What to do: Return every line below in which "Northern" appears.

◇ ◇ ◇ ◇ ◇

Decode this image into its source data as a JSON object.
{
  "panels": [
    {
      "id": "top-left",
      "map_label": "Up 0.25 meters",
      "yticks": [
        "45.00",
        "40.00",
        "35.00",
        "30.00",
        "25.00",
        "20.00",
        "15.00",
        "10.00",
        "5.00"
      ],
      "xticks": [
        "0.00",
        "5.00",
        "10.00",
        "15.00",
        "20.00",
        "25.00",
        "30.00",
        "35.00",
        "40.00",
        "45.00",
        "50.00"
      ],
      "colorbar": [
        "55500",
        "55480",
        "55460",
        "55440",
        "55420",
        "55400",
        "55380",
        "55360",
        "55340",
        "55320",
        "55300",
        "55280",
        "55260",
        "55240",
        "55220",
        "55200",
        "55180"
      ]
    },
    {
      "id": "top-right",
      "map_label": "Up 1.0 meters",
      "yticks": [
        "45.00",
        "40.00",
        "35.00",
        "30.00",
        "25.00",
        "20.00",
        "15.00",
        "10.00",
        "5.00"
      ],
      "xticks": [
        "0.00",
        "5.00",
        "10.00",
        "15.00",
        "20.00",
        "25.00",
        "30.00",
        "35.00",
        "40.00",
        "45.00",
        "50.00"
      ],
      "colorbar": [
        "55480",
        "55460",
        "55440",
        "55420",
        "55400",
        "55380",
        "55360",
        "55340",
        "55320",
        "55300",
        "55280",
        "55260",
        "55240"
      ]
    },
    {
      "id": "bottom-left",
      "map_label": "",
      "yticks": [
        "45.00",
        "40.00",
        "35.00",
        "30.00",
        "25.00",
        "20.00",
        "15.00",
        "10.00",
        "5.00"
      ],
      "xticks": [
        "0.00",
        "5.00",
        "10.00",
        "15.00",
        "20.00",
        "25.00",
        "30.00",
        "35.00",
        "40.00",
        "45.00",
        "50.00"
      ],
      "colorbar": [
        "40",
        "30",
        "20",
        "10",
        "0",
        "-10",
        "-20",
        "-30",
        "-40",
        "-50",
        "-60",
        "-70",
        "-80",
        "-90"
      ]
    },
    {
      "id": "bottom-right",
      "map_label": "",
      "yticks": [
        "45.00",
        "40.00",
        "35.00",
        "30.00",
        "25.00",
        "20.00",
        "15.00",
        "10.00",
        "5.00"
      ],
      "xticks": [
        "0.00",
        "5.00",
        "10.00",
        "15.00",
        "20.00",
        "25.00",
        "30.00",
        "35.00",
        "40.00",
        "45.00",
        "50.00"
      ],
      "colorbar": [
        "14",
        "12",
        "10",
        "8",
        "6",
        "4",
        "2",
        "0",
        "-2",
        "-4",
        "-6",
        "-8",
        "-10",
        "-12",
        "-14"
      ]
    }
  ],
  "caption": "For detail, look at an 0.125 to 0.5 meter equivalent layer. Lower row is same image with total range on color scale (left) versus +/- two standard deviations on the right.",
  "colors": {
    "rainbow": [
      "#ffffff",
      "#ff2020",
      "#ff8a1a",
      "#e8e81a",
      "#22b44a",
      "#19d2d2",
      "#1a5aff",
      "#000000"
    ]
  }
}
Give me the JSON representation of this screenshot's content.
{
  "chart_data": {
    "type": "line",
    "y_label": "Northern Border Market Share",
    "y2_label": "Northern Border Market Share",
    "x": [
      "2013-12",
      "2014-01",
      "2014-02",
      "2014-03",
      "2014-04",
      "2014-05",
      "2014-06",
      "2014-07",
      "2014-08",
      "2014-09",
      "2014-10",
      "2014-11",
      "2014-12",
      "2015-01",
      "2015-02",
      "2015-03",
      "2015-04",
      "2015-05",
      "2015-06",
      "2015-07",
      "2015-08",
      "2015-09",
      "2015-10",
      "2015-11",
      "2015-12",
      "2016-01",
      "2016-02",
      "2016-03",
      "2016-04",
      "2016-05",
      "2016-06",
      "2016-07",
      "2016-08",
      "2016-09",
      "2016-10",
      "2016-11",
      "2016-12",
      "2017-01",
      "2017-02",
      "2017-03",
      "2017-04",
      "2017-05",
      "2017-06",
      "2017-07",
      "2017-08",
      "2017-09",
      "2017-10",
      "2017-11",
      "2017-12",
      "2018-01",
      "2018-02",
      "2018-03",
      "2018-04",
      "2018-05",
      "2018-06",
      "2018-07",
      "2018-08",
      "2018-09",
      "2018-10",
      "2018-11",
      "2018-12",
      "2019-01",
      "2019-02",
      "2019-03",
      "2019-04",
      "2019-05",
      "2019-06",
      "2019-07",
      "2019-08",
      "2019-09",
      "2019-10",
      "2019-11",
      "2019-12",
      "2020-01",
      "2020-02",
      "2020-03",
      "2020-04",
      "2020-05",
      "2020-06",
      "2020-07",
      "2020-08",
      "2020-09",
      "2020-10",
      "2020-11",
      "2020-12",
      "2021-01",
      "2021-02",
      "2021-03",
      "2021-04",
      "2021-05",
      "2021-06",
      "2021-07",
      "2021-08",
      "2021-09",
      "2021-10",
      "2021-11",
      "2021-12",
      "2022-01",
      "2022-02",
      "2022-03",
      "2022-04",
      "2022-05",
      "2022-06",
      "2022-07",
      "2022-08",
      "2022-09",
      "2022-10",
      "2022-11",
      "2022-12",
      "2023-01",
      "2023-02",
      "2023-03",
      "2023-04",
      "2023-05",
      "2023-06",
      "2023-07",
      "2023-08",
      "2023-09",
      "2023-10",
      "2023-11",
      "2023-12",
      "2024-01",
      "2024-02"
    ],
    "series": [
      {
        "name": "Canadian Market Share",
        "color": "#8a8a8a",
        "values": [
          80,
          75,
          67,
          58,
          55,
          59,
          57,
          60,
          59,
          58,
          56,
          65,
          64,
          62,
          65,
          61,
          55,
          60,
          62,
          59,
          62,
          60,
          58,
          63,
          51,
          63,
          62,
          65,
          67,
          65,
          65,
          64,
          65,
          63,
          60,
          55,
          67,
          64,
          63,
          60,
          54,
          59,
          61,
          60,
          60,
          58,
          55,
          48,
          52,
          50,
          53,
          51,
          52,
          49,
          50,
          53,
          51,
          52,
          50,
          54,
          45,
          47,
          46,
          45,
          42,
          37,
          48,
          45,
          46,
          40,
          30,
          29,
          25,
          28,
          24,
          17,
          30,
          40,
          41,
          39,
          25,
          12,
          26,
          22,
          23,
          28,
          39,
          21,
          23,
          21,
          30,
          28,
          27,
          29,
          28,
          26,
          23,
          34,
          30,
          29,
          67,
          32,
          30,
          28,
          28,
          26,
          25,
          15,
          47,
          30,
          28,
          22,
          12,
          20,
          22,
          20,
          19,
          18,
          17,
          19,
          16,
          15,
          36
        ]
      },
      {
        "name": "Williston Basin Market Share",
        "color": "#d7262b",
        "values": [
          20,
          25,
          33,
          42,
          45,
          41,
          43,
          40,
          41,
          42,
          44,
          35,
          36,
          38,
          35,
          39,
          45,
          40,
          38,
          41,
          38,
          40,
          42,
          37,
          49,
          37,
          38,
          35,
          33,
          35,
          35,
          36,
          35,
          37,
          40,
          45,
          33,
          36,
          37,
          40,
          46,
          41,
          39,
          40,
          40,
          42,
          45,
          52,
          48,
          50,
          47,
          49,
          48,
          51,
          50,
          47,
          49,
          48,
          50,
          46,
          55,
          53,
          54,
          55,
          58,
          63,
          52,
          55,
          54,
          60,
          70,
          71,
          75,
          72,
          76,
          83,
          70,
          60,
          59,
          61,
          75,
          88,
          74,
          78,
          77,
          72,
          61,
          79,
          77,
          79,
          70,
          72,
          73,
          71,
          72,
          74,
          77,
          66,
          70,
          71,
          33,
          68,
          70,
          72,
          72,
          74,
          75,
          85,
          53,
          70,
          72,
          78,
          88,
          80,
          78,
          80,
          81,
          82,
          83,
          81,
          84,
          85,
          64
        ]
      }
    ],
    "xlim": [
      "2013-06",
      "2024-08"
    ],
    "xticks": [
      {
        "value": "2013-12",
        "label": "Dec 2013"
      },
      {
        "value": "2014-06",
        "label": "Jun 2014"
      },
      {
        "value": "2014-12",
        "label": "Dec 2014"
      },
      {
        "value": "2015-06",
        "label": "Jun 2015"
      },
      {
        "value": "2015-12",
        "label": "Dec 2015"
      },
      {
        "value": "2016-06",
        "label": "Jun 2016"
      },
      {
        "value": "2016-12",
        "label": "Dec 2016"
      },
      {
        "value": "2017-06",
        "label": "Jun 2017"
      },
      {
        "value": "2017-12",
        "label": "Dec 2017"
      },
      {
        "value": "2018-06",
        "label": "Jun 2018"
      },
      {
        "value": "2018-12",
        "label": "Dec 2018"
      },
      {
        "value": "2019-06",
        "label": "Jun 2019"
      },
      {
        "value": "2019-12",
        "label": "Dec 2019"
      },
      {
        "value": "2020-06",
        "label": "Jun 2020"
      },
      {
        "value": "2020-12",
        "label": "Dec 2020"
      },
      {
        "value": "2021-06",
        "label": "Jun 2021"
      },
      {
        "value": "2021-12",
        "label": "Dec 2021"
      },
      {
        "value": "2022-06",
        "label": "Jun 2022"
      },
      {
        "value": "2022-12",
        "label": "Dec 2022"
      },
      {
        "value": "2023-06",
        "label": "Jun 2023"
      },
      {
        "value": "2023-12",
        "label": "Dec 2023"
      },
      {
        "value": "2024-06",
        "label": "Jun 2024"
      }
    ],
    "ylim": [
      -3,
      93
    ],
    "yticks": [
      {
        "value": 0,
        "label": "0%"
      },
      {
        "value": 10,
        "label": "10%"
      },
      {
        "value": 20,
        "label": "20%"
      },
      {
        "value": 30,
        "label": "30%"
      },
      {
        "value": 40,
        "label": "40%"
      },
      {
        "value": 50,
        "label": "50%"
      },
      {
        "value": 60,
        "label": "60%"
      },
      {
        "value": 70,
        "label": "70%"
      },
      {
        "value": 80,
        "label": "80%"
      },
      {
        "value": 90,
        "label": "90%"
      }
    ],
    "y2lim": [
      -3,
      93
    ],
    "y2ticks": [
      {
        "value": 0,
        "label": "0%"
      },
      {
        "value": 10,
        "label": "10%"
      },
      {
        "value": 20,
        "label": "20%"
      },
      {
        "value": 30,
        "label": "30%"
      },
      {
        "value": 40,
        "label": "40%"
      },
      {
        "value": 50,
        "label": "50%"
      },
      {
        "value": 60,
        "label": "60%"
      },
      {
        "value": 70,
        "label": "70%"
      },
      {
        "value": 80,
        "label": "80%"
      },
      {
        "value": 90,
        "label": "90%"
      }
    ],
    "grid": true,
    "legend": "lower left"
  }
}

◇ ◇ ◇ ◇ ◇

Task answer:
    "y_label": "Northern Border Market Share",
    "y2_label": "Northern Border Market Share",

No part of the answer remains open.